Task details >> Every line that holds the word "LNCaP" needs to be copied from the data below.

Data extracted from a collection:
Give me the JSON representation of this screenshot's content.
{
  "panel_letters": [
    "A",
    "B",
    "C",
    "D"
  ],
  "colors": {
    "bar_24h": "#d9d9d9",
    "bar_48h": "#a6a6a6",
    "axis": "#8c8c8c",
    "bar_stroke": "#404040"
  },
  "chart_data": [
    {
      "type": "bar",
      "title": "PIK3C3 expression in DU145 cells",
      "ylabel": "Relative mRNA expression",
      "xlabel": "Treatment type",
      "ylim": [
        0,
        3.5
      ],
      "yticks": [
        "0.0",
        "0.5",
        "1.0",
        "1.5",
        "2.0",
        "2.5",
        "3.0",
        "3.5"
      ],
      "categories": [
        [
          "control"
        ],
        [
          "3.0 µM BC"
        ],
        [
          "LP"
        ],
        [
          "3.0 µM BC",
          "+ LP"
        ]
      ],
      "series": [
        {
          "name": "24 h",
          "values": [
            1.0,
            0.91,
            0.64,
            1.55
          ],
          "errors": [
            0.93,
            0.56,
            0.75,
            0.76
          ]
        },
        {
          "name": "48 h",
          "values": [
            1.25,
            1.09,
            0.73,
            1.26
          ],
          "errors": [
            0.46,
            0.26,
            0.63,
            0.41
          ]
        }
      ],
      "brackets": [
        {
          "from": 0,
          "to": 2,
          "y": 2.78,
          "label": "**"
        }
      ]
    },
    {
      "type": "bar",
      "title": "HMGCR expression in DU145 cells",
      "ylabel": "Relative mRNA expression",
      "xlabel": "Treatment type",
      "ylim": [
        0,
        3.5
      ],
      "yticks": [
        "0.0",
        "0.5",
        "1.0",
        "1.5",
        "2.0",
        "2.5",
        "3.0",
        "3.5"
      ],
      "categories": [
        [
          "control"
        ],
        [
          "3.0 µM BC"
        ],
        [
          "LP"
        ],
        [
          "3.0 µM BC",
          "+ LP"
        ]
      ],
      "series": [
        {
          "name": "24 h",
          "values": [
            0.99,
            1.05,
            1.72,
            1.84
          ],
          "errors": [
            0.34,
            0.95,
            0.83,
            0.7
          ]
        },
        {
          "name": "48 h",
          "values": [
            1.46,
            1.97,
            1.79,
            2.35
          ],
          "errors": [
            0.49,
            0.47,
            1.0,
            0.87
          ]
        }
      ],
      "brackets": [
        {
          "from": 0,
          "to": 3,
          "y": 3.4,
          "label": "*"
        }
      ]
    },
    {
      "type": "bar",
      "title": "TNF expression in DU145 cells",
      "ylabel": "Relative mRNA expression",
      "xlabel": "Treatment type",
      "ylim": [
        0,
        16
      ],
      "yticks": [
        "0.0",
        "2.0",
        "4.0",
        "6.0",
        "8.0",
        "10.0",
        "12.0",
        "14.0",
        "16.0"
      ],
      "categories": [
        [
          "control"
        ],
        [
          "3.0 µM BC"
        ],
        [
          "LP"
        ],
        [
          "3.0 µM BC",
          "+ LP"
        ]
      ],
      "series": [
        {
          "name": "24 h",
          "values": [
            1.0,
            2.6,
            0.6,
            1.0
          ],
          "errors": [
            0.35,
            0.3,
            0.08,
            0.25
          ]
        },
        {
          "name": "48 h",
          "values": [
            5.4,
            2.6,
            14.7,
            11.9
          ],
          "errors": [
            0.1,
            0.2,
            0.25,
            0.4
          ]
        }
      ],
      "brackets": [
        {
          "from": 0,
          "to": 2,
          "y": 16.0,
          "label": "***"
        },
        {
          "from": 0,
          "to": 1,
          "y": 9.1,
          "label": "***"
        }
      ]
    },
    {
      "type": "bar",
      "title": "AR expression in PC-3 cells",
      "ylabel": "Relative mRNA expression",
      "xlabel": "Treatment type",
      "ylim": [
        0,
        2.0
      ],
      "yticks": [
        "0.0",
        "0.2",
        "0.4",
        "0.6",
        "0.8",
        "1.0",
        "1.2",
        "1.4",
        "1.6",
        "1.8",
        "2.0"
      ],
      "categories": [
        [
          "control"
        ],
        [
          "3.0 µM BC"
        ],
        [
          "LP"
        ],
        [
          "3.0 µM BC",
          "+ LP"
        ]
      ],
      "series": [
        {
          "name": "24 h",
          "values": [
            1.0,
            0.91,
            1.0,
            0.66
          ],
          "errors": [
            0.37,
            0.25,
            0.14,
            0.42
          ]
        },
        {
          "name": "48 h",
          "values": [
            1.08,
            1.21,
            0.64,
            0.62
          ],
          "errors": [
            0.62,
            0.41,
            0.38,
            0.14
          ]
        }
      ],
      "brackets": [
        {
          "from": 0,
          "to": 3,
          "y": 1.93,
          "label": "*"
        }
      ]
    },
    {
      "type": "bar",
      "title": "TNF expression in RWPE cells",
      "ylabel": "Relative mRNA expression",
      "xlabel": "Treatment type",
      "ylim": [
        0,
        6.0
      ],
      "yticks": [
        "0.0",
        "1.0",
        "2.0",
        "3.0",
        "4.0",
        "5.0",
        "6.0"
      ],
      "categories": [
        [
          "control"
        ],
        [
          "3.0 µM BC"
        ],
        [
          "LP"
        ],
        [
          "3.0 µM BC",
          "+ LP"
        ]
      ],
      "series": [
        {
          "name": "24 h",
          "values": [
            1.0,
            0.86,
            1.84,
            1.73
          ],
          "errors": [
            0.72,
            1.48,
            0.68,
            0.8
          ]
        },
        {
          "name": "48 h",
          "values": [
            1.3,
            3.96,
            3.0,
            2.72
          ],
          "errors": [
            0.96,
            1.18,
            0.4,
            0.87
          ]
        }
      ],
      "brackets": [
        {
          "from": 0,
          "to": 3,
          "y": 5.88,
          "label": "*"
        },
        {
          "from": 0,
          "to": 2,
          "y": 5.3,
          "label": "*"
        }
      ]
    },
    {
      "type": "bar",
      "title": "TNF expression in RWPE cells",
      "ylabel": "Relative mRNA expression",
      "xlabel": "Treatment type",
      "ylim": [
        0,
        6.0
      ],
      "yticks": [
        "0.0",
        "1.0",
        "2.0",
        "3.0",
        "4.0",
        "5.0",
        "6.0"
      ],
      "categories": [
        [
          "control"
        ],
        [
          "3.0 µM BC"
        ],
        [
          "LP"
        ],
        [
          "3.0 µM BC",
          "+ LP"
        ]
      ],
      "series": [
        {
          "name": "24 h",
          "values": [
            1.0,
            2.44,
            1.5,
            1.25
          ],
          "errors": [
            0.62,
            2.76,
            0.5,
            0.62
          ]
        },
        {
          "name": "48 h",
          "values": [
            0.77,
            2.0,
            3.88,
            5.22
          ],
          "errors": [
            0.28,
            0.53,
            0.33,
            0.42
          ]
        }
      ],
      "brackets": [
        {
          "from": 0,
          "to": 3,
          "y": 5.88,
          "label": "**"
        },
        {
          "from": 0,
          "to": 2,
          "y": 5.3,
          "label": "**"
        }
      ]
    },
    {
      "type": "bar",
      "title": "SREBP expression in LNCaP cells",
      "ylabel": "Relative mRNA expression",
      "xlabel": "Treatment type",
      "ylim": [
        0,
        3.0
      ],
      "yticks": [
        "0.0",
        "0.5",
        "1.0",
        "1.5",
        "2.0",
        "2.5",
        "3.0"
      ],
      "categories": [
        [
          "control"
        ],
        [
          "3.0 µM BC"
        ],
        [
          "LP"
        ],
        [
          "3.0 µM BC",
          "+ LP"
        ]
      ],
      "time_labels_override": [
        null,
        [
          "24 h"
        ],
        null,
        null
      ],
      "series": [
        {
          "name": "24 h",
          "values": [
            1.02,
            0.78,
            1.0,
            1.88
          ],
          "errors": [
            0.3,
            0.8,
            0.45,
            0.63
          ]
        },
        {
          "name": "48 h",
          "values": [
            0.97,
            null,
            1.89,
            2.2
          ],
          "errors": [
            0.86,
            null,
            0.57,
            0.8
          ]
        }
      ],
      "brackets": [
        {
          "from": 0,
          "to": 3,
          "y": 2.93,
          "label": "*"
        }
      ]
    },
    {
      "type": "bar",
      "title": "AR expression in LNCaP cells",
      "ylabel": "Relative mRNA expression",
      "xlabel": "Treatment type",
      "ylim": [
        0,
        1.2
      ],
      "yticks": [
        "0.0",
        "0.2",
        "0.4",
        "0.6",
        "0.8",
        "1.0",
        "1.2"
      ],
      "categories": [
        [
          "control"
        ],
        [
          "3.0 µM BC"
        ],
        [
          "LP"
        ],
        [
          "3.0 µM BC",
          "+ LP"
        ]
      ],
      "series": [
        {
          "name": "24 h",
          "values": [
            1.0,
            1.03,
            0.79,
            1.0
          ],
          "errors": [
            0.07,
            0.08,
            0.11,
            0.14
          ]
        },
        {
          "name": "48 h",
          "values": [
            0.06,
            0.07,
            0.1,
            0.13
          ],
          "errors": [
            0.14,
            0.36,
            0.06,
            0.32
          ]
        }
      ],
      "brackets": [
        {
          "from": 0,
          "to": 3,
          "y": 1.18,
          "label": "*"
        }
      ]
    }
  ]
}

Expected output >>
      "title": "SREBP expression in LNCaP cells",
      "title": "AR expression in LNCaP cells",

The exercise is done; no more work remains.